## GOAL:
Compute how many lines in the entries below contain "Solai", and output nothing but the number.

## DATASET ENTRIES:
## START

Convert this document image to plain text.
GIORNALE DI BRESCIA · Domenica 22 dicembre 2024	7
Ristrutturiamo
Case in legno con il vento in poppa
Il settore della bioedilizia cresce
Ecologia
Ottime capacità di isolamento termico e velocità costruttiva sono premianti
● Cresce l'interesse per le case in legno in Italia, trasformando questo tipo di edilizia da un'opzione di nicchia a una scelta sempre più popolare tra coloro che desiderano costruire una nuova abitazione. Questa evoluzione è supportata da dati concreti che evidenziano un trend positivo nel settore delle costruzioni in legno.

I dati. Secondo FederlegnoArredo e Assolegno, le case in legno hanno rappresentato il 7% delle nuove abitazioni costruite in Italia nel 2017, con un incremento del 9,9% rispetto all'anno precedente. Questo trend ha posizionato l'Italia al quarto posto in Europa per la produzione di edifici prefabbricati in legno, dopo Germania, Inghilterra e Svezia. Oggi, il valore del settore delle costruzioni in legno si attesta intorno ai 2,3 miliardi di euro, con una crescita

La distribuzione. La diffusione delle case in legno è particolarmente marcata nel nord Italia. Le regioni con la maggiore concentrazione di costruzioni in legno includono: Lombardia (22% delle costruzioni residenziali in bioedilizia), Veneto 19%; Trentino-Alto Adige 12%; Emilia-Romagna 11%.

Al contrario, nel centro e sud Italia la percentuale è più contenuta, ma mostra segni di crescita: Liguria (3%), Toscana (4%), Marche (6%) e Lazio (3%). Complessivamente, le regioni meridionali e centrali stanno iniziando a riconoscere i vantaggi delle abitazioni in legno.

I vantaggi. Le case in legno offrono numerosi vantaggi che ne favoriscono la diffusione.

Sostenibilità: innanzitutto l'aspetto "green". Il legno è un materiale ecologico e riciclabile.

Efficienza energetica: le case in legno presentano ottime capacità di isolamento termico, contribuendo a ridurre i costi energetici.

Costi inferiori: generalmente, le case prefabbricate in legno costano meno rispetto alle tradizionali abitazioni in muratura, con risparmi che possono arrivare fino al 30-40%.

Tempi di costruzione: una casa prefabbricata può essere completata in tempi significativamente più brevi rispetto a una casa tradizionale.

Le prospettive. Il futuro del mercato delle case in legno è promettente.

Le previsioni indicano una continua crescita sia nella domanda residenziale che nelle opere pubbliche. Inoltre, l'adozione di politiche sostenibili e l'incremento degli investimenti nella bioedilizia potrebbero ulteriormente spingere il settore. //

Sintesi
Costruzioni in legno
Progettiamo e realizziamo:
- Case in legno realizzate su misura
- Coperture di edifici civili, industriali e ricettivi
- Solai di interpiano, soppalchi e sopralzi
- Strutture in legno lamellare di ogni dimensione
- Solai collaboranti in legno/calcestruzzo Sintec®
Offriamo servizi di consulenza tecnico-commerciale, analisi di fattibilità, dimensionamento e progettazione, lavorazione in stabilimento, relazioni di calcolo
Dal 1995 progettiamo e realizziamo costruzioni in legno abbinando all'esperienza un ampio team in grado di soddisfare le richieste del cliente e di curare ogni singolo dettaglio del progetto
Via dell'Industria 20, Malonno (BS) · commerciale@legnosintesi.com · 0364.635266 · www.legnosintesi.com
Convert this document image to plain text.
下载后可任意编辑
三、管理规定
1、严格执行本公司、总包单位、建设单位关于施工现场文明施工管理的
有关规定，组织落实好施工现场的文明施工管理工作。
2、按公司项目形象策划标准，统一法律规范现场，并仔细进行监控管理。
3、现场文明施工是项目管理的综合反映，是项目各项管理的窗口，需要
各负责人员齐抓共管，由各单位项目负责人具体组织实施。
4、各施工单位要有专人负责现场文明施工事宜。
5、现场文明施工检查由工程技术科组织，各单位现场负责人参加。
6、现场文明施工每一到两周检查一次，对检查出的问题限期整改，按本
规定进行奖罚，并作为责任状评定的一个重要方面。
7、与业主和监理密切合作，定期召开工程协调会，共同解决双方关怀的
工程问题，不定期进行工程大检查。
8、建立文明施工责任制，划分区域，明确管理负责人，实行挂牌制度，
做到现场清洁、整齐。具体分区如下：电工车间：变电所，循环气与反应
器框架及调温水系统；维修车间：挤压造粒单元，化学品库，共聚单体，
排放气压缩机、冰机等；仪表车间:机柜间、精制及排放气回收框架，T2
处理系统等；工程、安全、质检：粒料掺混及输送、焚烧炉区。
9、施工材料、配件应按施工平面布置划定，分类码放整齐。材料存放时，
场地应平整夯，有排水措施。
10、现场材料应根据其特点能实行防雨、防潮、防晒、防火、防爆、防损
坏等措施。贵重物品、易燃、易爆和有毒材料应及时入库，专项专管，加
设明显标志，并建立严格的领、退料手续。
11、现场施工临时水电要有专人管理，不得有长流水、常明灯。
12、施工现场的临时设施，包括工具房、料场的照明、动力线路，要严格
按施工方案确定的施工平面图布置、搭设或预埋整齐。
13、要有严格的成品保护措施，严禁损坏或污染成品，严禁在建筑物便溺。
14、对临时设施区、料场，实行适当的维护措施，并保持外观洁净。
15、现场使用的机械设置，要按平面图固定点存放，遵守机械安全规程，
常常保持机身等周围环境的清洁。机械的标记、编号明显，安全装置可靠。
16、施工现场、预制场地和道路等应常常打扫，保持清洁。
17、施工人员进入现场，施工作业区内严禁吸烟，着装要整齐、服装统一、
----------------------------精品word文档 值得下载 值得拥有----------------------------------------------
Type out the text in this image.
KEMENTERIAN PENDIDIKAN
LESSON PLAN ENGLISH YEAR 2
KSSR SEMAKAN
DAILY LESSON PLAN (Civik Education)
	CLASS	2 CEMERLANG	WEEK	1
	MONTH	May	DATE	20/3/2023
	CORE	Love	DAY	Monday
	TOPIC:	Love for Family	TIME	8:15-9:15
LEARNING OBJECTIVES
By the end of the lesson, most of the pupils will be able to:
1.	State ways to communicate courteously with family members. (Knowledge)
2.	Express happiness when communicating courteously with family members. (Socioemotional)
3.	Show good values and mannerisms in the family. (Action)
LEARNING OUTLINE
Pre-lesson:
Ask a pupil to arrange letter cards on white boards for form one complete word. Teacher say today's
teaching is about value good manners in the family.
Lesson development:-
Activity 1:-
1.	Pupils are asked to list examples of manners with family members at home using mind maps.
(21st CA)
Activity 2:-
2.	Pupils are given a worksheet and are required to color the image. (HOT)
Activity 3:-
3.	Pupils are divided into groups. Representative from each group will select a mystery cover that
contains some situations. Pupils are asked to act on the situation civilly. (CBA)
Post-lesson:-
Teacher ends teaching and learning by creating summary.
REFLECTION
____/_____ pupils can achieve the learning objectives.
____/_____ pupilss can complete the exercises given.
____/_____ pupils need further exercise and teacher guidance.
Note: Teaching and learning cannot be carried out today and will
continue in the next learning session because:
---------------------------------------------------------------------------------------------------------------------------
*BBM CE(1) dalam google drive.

## END

## WORKED SOLUTION:
2